GIVEN EXERCISE:
Copy every line that holds "document".

RECORDS FOR PROCESSING:
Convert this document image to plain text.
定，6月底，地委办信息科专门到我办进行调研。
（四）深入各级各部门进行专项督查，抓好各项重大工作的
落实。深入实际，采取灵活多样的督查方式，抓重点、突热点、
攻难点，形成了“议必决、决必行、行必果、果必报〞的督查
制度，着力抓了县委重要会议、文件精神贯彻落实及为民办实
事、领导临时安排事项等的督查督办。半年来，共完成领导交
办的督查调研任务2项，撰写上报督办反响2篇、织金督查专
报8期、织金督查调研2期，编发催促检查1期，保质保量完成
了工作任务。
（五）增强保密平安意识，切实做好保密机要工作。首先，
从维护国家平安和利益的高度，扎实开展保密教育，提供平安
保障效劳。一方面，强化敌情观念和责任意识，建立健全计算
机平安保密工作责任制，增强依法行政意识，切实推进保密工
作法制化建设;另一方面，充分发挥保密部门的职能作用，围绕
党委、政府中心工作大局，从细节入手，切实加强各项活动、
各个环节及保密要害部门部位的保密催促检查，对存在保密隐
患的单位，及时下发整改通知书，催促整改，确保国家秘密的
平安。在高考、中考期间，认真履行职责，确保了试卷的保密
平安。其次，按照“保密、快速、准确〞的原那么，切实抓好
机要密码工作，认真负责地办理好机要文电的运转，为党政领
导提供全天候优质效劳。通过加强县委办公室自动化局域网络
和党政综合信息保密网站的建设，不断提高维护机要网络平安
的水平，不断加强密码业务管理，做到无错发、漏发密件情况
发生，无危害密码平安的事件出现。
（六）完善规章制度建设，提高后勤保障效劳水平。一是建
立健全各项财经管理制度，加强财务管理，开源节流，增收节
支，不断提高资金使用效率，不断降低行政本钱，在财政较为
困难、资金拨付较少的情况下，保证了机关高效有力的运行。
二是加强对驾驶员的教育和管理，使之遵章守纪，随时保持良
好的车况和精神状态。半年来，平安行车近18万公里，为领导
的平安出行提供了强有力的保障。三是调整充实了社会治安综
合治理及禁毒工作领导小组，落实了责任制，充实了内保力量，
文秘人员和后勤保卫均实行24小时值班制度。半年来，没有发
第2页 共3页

...

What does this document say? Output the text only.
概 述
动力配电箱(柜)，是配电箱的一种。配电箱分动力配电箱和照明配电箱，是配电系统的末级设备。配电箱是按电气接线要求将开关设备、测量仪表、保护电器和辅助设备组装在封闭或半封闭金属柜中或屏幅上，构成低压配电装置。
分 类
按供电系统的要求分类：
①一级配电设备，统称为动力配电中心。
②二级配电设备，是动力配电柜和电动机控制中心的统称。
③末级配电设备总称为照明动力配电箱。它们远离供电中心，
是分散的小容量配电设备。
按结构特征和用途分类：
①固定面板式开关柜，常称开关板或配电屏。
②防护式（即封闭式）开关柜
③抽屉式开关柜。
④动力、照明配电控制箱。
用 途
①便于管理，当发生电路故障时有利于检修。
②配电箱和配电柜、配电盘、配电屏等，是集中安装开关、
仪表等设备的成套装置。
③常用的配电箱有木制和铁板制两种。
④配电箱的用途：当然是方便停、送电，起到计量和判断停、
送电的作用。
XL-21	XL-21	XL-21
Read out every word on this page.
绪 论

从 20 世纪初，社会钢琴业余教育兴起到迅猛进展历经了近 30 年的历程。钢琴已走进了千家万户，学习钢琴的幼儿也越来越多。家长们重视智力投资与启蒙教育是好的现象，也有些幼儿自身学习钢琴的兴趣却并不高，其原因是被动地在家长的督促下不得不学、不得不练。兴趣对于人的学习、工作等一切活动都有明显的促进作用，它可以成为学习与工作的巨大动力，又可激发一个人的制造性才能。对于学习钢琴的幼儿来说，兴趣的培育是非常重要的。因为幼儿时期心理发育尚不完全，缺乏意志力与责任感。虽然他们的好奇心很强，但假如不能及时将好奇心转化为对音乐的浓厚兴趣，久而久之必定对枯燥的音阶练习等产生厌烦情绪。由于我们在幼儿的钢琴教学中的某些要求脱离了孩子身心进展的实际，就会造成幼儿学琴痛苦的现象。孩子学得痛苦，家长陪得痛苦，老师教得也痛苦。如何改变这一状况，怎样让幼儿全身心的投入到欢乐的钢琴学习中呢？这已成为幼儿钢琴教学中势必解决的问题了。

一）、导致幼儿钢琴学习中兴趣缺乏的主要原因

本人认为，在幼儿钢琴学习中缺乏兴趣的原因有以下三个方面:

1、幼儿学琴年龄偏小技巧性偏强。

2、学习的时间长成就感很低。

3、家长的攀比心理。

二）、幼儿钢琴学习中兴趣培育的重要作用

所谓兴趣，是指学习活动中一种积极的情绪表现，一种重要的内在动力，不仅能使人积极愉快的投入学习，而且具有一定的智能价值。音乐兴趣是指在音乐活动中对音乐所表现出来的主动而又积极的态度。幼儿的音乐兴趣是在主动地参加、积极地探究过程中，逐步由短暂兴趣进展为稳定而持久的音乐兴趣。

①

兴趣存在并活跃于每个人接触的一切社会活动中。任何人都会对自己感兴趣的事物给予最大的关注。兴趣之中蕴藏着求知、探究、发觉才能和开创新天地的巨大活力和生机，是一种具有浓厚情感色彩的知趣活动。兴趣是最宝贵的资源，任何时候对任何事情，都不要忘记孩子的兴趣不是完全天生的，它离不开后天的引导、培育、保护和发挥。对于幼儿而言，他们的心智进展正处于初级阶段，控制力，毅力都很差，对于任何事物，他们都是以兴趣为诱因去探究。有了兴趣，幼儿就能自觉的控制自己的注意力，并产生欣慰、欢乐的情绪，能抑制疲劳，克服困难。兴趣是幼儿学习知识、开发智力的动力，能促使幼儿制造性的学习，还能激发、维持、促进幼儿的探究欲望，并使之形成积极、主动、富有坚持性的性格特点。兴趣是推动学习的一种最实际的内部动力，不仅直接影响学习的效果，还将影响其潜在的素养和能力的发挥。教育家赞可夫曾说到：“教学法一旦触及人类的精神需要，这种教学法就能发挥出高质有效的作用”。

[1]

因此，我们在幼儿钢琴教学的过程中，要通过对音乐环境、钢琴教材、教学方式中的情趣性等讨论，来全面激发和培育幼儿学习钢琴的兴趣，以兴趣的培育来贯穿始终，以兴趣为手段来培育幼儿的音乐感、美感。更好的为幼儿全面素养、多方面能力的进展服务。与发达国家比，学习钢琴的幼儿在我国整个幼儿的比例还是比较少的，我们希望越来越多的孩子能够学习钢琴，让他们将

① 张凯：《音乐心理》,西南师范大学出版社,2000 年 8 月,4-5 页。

THE RESPONSE:
Convert this document image to plain text.
What does this document say? Output the text only.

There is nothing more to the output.